• Instructions for the task: Return only the number of lines that hold "name".
-- Begin --
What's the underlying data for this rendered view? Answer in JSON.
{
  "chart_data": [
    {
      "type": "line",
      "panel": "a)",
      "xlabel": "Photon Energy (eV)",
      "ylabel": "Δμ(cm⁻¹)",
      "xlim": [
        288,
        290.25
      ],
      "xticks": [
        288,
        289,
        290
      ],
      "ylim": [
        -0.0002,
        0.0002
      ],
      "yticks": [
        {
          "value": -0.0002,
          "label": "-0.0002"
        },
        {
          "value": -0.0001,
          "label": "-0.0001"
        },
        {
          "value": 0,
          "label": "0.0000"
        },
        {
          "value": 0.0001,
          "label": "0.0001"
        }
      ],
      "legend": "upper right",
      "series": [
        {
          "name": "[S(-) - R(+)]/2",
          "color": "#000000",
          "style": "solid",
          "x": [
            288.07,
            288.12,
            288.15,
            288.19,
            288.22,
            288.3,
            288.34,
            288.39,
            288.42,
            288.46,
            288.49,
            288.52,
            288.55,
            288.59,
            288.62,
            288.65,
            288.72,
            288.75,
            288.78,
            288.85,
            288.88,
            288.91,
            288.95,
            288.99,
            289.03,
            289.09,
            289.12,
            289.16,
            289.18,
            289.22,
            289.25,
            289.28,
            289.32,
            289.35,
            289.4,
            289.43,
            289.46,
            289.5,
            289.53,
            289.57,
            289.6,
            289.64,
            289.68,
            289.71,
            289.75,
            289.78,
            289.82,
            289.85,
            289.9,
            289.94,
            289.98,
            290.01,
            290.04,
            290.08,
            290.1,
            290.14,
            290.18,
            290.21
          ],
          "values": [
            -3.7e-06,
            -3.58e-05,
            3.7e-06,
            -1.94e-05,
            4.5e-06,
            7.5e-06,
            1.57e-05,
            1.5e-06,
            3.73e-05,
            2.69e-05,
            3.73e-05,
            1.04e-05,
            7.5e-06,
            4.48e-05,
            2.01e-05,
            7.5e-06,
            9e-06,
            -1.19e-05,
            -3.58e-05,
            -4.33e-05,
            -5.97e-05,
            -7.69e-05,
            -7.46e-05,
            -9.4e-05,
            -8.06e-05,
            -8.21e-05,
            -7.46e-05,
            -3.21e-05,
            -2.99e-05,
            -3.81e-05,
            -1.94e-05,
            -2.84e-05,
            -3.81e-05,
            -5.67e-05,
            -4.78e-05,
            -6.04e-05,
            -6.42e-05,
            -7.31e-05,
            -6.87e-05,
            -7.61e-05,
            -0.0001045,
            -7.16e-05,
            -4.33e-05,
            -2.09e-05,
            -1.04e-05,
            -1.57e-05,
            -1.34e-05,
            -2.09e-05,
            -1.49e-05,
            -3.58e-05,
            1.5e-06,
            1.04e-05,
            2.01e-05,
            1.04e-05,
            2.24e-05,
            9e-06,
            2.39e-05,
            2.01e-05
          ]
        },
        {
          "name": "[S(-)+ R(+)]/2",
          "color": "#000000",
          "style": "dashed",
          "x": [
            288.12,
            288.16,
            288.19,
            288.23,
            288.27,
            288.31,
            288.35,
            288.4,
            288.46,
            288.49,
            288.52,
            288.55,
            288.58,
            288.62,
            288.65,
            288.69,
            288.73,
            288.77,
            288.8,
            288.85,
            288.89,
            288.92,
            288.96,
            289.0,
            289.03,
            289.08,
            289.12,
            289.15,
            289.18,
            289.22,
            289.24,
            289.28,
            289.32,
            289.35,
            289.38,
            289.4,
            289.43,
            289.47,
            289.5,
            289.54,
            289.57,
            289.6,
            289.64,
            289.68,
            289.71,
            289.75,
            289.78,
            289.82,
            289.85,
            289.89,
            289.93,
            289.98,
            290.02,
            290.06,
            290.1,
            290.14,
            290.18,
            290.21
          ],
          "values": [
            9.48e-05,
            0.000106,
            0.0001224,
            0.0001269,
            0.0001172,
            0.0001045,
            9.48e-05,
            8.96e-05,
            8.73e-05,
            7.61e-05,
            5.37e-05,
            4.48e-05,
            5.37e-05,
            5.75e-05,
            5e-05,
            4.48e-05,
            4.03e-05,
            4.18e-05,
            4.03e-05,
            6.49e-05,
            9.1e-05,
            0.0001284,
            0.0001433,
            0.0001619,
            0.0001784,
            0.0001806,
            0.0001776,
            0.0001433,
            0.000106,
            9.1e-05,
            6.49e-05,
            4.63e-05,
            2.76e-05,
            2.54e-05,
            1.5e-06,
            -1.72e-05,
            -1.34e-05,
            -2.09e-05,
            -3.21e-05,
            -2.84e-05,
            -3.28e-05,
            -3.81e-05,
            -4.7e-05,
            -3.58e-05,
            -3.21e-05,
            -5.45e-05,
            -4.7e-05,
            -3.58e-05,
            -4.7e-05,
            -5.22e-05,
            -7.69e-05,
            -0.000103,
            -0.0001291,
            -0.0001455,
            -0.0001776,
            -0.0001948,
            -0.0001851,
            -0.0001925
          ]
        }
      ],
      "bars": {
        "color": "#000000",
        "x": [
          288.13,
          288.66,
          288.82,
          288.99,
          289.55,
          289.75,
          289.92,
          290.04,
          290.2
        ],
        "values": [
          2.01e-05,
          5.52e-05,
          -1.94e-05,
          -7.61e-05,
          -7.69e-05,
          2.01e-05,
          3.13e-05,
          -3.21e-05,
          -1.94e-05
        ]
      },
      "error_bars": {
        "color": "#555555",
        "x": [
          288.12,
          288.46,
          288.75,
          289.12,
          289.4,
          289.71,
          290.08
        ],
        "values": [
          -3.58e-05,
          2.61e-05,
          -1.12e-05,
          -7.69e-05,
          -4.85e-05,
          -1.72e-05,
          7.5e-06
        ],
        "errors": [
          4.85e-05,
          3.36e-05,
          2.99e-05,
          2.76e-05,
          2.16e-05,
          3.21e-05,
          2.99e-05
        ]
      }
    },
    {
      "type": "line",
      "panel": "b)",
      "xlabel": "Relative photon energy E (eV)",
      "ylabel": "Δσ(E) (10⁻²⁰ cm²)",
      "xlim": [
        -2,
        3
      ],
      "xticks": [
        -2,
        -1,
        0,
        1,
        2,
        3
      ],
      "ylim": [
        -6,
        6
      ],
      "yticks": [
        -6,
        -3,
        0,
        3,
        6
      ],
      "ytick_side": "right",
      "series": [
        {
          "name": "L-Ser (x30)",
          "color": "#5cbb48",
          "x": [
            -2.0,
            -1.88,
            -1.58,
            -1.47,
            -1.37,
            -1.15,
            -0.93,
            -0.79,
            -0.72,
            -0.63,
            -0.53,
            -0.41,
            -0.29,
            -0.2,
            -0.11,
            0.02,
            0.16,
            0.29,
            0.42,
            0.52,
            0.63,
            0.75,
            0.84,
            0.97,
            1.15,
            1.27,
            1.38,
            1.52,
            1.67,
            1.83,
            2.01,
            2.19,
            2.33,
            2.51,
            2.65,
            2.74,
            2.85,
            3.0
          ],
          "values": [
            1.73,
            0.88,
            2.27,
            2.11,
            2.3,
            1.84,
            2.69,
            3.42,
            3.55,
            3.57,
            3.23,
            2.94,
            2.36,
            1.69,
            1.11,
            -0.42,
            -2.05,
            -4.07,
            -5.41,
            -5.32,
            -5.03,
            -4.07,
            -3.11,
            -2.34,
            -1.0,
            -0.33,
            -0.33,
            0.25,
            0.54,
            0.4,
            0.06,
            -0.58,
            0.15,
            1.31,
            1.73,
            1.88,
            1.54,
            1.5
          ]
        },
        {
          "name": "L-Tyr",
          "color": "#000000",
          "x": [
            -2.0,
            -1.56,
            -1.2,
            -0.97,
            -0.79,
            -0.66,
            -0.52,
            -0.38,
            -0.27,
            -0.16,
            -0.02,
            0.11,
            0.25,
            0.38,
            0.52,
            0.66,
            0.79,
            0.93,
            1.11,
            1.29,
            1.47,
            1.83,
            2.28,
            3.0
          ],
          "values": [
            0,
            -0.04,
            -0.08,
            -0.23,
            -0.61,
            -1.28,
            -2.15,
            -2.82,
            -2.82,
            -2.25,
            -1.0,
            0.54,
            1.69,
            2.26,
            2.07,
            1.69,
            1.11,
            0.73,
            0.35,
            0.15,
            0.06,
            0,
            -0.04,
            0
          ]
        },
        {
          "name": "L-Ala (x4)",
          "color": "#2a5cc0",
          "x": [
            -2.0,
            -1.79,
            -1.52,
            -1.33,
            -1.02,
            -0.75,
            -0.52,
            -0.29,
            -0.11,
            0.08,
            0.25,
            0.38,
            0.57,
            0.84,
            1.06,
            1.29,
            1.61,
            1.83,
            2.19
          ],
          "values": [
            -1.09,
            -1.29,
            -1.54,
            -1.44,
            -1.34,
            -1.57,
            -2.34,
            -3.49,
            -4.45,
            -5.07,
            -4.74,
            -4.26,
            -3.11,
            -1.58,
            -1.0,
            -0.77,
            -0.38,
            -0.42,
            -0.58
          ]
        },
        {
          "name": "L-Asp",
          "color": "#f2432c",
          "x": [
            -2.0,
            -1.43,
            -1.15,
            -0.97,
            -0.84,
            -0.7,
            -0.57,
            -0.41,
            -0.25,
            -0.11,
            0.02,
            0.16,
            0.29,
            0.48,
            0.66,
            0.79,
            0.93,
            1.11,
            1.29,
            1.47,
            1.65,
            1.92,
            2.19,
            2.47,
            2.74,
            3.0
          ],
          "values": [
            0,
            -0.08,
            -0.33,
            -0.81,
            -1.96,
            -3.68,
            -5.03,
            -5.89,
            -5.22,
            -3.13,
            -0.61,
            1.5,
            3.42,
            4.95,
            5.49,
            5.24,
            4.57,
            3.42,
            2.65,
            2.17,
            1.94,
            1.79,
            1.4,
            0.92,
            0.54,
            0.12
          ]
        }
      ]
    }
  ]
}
-- End --
• Result of this exercise: 6